» **WHAT THE TASK ASKS**
Leaving the pictures aside, transcribe every line below exactly.
-- BEGIN DATA FOR PROCESSING --
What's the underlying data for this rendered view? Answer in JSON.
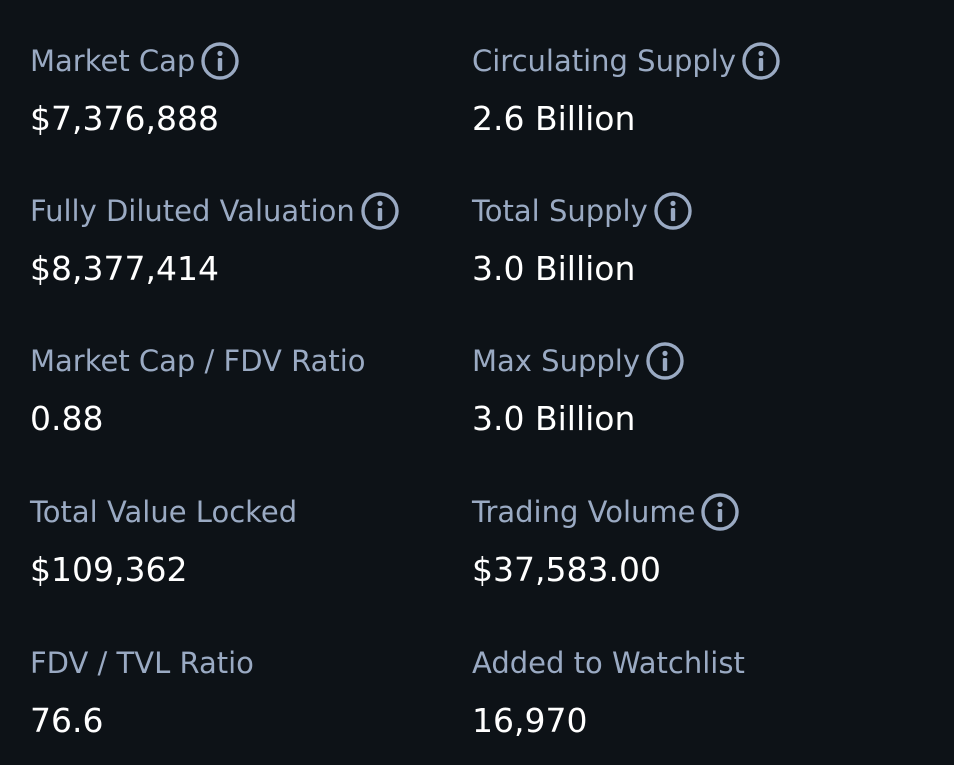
{
  "colors": {
    "background": "#0d1217",
    "label": "#9aaac3",
    "value": "#ffffff"
  },
  "stats": {
    "market_cap": {
      "label": "Market Cap",
      "value": "$7,376,888",
      "icon": "info-icon"
    },
    "circulating_supply": {
      "label": "Circulating Supply",
      "value": "2.6 Billion",
      "icon": "info-icon"
    },
    "fully_diluted_valuation": {
      "label": "Fully Diluted Valuation",
      "value": "$8,377,414",
      "icon": "info-icon"
    },
    "total_supply": {
      "label": "Total Supply",
      "value": "3.0 Billion",
      "icon": "info-icon"
    },
    "market_cap_fdv_ratio": {
      "label": "Market Cap / FDV Ratio",
      "value": "0.88"
    },
    "max_supply": {
      "label": "Max Supply",
      "value": "3.0 Billion",
      "icon": "info-icon"
    },
    "total_value_locked": {
      "label": "Total Value Locked",
      "value": "$109,362"
    },
    "trading_volume": {
      "label": "Trading Volume",
      "value": "$37,583.00",
      "icon": "info-icon"
    },
    "fdv_tvl_ratio": {
      "label": "FDV / TVL Ratio",
      "value": "76.6"
    },
    "added_to_watchlist": {
      "label": "Added to Watchlist",
      "value": "16,970"
    }
  }
}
-- END DATA FOR PROCESSING --
» **FINAL RESULT**
What's the underlying data for this rendered view? Answer in JSON.
{
  "colors": {
    "background": "#0d1217",
    "label": "#9aaac3",
    "value": "#ffffff"
  },
  "stats": {
    "market_cap": {
      "label": "Market Cap",
      "value": "$7,376,888",
      "icon": "info-icon"
    },
    "circulating_supply": {
      "label": "Circulating Supply",
      "value": "2.6 Billion",
      "icon": "info-icon"
    },
    "fully_diluted_valuation": {
      "label": "Fully Diluted Valuation",
      "value": "$8,377,414",
      "icon": "info-icon"
    },
    "total_supply": {
      "label": "Total Supply",
      "value": "3.0 Billion",
      "icon": "info-icon"
    },
    "market_cap_fdv_ratio": {
      "label": "Market Cap / FDV Ratio",
      "value": "0.88"
    },
    "max_supply": {
      "label": "Max Supply",
      "value": "3.0 Billion",
      "icon": "info-icon"
    },
    "total_value_locked": {
      "label": "Total Value Locked",
      "value": "$109,362"
    },
    "trading_volume": {
      "label": "Trading Volume",
      "value": "$37,583.00",
      "icon": "info-icon"
    },
    "fdv_tvl_ratio": {
      "label": "FDV / TVL Ratio",
      "value": "76.6"
    },
    "added_to_watchlist": {
      "label": "Added to Watchlist",
      "value": "16,970"
    }
  }
}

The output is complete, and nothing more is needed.